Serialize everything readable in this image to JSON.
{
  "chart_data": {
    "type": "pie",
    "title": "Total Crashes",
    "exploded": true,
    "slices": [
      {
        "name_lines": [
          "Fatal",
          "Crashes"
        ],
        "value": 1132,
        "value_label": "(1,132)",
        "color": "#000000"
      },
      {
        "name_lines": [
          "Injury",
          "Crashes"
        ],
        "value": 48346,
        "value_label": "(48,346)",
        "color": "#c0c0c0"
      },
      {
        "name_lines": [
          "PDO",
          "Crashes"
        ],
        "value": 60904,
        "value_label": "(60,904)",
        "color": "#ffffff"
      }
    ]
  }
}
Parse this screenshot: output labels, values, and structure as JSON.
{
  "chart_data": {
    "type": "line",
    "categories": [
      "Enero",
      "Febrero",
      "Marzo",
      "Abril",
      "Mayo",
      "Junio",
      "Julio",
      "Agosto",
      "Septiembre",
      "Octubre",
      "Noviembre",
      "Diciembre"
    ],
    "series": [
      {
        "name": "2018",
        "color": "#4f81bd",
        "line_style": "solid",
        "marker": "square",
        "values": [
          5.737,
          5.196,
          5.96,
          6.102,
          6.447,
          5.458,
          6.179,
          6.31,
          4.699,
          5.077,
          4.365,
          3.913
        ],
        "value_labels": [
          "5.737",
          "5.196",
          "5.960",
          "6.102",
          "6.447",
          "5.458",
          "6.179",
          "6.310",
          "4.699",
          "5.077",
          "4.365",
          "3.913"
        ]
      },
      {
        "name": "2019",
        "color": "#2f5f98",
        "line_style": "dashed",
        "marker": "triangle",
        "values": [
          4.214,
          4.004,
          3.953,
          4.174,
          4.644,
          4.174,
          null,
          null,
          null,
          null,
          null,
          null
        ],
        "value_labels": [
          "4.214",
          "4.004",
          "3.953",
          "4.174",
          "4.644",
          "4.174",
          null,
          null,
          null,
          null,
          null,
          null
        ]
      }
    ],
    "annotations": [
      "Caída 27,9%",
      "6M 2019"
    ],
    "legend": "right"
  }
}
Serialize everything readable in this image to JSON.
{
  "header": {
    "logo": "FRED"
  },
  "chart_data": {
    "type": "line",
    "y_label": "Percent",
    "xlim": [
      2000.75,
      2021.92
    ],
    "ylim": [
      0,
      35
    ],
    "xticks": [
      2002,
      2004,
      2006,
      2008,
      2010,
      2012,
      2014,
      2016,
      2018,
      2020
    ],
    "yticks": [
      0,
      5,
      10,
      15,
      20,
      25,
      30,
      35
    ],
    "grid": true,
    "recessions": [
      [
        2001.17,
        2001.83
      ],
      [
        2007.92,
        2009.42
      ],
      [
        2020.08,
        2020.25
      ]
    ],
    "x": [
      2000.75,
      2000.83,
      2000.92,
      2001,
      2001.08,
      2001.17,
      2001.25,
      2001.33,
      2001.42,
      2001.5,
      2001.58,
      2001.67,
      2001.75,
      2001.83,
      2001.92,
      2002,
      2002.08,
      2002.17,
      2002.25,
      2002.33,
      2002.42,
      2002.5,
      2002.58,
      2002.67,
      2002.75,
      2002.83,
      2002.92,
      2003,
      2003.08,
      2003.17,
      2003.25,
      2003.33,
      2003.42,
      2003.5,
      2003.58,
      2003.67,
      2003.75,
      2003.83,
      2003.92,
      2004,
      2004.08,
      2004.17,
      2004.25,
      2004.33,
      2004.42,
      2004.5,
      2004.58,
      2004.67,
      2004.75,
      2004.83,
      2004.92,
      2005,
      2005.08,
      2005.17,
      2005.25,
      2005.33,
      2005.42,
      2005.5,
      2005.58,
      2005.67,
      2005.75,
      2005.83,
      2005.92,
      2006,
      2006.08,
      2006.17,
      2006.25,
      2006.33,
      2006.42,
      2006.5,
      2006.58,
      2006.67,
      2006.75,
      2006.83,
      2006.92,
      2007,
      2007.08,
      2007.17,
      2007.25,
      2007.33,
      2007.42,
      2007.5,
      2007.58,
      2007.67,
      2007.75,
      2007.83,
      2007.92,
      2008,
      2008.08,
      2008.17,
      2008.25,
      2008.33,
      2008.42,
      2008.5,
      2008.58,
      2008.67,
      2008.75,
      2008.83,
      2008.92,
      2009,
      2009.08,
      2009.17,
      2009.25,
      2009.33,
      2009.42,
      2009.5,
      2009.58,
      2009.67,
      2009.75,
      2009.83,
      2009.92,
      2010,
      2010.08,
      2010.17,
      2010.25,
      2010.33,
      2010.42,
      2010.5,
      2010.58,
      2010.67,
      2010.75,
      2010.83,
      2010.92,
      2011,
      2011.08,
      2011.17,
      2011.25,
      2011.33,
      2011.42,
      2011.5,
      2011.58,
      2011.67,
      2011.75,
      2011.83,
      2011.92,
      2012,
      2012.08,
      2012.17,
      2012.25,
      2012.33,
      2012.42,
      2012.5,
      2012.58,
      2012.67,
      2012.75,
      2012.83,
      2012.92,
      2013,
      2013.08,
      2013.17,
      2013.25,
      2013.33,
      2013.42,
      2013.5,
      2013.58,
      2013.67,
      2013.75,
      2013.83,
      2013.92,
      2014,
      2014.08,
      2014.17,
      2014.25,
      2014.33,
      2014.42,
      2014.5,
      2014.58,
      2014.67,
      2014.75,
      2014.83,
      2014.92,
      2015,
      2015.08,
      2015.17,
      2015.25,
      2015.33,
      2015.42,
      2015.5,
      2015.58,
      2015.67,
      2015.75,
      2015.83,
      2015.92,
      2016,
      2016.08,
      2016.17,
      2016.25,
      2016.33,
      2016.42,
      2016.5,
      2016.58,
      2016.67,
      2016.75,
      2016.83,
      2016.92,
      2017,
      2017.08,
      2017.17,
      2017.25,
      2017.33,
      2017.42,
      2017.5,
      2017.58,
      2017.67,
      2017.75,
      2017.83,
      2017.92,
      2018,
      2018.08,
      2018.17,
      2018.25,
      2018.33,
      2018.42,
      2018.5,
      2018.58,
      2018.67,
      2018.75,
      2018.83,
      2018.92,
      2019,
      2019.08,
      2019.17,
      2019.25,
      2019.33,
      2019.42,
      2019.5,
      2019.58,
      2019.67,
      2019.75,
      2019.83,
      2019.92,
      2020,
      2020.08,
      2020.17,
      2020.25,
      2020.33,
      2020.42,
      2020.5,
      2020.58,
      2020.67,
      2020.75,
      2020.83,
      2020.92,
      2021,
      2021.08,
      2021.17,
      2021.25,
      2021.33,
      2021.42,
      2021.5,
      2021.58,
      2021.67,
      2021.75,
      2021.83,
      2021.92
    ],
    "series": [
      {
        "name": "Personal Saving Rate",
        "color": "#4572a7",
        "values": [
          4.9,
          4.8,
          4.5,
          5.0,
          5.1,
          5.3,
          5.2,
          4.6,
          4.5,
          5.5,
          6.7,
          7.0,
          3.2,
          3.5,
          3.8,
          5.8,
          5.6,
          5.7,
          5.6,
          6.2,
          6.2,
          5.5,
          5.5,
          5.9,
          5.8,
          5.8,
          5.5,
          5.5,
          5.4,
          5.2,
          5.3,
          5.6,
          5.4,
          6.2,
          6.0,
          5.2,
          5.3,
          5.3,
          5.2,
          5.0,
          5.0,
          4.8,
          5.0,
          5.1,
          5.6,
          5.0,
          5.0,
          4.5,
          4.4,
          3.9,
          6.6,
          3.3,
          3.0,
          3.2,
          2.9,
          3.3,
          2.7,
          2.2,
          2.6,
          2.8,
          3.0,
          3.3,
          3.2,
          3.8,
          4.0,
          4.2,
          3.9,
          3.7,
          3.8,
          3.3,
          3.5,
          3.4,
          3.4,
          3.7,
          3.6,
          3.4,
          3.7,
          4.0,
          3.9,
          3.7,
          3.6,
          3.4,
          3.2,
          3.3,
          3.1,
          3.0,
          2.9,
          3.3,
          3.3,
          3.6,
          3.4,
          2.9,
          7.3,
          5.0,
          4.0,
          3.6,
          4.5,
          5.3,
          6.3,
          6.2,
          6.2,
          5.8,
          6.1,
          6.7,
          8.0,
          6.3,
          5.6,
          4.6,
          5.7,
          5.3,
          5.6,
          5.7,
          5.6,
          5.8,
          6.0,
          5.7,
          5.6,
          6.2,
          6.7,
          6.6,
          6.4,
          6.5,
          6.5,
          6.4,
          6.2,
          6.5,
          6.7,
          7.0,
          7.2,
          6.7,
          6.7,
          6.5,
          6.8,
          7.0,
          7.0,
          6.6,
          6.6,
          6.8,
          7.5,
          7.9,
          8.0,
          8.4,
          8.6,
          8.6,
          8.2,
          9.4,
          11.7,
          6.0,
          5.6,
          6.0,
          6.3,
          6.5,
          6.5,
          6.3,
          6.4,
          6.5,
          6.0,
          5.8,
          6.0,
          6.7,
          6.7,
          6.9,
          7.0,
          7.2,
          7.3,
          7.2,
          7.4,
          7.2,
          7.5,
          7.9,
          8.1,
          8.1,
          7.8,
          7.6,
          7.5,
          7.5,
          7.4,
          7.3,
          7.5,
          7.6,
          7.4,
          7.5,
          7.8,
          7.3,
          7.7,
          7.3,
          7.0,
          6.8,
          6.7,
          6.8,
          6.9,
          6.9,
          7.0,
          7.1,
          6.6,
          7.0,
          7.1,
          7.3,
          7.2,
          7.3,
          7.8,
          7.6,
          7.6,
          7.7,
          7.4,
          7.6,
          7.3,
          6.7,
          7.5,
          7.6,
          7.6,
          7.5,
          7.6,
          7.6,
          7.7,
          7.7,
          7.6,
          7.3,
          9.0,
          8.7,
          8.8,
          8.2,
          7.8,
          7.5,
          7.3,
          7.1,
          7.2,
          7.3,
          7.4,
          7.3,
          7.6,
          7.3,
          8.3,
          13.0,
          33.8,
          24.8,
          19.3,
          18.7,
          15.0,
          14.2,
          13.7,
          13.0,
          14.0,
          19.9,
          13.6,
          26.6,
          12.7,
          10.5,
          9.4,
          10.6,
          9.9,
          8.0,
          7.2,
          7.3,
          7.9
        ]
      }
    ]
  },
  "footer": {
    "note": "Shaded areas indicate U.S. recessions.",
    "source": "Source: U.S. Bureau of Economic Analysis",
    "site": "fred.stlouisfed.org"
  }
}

+++

*YOUR TASK*:
Of the lines above, how many contain the string "recessions"? Only the number is required.

*EXERCISE SOLUTION*:
2